#### Problem description:
Transcription should be exact. Include all entries.

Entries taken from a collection
^^^^^^^^^^^^^^^^

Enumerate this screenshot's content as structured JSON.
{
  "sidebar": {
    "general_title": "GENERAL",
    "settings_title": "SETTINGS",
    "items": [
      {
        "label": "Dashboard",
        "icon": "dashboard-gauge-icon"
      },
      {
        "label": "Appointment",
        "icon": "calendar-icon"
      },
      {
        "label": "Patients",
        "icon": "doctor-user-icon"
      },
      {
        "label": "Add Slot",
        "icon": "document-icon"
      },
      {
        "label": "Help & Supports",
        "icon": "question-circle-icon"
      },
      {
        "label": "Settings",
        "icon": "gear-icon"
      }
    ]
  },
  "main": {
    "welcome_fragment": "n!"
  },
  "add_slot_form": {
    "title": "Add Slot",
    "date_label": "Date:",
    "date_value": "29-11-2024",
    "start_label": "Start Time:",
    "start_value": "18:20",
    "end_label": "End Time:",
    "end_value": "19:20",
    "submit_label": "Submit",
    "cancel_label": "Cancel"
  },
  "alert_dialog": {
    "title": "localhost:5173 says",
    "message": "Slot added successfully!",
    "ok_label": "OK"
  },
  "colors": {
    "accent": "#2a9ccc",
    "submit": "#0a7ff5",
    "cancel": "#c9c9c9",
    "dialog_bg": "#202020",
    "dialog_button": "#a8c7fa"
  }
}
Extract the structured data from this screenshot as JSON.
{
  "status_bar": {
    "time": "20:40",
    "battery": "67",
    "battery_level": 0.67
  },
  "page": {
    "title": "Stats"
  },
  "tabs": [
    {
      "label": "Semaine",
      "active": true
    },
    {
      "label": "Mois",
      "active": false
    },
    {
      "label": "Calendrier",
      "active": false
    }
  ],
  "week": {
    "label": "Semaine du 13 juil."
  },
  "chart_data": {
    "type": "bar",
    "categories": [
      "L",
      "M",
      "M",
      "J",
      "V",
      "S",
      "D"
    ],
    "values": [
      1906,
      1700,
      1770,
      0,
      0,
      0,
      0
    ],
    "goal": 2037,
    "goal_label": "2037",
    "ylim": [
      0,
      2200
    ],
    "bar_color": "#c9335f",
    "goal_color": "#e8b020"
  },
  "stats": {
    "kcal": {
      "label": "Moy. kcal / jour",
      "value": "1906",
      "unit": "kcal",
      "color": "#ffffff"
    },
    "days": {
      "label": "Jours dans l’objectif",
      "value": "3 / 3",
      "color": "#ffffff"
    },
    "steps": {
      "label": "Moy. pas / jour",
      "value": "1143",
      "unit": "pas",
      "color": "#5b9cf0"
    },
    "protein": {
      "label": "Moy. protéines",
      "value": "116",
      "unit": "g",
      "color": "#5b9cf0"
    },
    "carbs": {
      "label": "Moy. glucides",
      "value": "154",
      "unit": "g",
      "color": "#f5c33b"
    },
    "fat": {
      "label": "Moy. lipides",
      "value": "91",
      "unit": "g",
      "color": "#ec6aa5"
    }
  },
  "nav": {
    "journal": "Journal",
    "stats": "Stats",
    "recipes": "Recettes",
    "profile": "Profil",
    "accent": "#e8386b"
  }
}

^^^^^^^^^^^^^^^^

#### Exercise output:
Enumerate this screenshot's content as structured JSON.
{
  "sidebar": {
    "general_title": "GENERAL",
    "settings_title": "SETTINGS",
    "items": [
      {
        "label": "Dashboard",
        "icon": "dashboard-gauge-icon"
      },
      {
        "label": "Appointment",
        "icon": "calendar-icon"
      },
      {
        "label": "Patients",
        "icon": "doctor-user-icon"
      },
      {
        "label": "Add Slot",
        "icon": "document-icon"
      },
      {
        "label": "Help & Supports",
        "icon": "question-circle-icon"
      },
      {
        "label": "Settings",
        "icon": "gear-icon"
      }
    ]
  },
  "main": {
    "welcome_fragment": "n!"
  },
  "add_slot_form": {
    "title": "Add Slot",
    "date_label": "Date:",
    "date_value": "29-11-2024",
    "start_label": "Start Time:",
    "start_value": "18:20",
    "end_label": "End Time:",
    "end_value": "19:20",
    "submit_label": "Submit",
    "cancel_label": "Cancel"
  },
  "alert_dialog": {
    "title": "localhost:5173 says",
    "message": "Slot added successfully!",
    "ok_label": "OK"
  },
  "colors": {
    "accent": "#2a9ccc",
    "submit": "#0a7ff5",
    "cancel": "#c9c9c9",
    "dialog_bg": "#202020",
    "dialog_button": "#a8c7fa"
  }
}
Extract the structured data from this screenshot as JSON.
{
  "status_bar": {
    "time": "20:40",
    "battery": "67",
    "battery_level": 0.67
  },
  "page": {
    "title": "Stats"
  },
  "tabs": [
    {
      "label": "Semaine",
      "active": true
    },
    {
      "label": "Mois",
      "active": false
    },
    {
      "label": "Calendrier",
      "active": false
    }
  ],
  "week": {
    "label": "Semaine du 13 juil."
  },
  "chart_data": {
    "type": "bar",
    "categories": [
      "L",
      "M",
      "M",
      "J",
      "V",
      "S",
      "D"
    ],
    "values": [
      1906,
      1700,
      1770,
      0,
      0,
      0,
      0
    ],
    "goal": 2037,
    "goal_label": "2037",
    "ylim": [
      0,
      2200
    ],
    "bar_color": "#c9335f",
    "goal_color": "#e8b020"
  },
  "stats": {
    "kcal": {
      "label": "Moy. kcal / jour",
      "value": "1906",
      "unit": "kcal",
      "color": "#ffffff"
    },
    "days": {
      "label": "Jours dans l’objectif",
      "value": "3 / 3",
      "color": "#ffffff"
    },
    "steps": {
      "label": "Moy. pas / jour",
      "value": "1143",
      "unit": "pas",
      "color": "#5b9cf0"
    },
    "protein": {
      "label": "Moy. protéines",
      "value": "116",
      "unit": "g",
      "color": "#5b9cf0"
    },
    "carbs": {
      "label": "Moy. glucides",
      "value": "154",
      "unit": "g",
      "color": "#f5c33b"
    },
    "fat": {
      "label": "Moy. lipides",
      "value": "91",
      "unit": "g",
      "color": "#ec6aa5"
    }
  },
  "nav": {
    "journal": "Journal",
    "stats": "Stats",
    "recipes": "Recettes",
    "profile": "Profil",
    "accent": "#e8386b"
  }
}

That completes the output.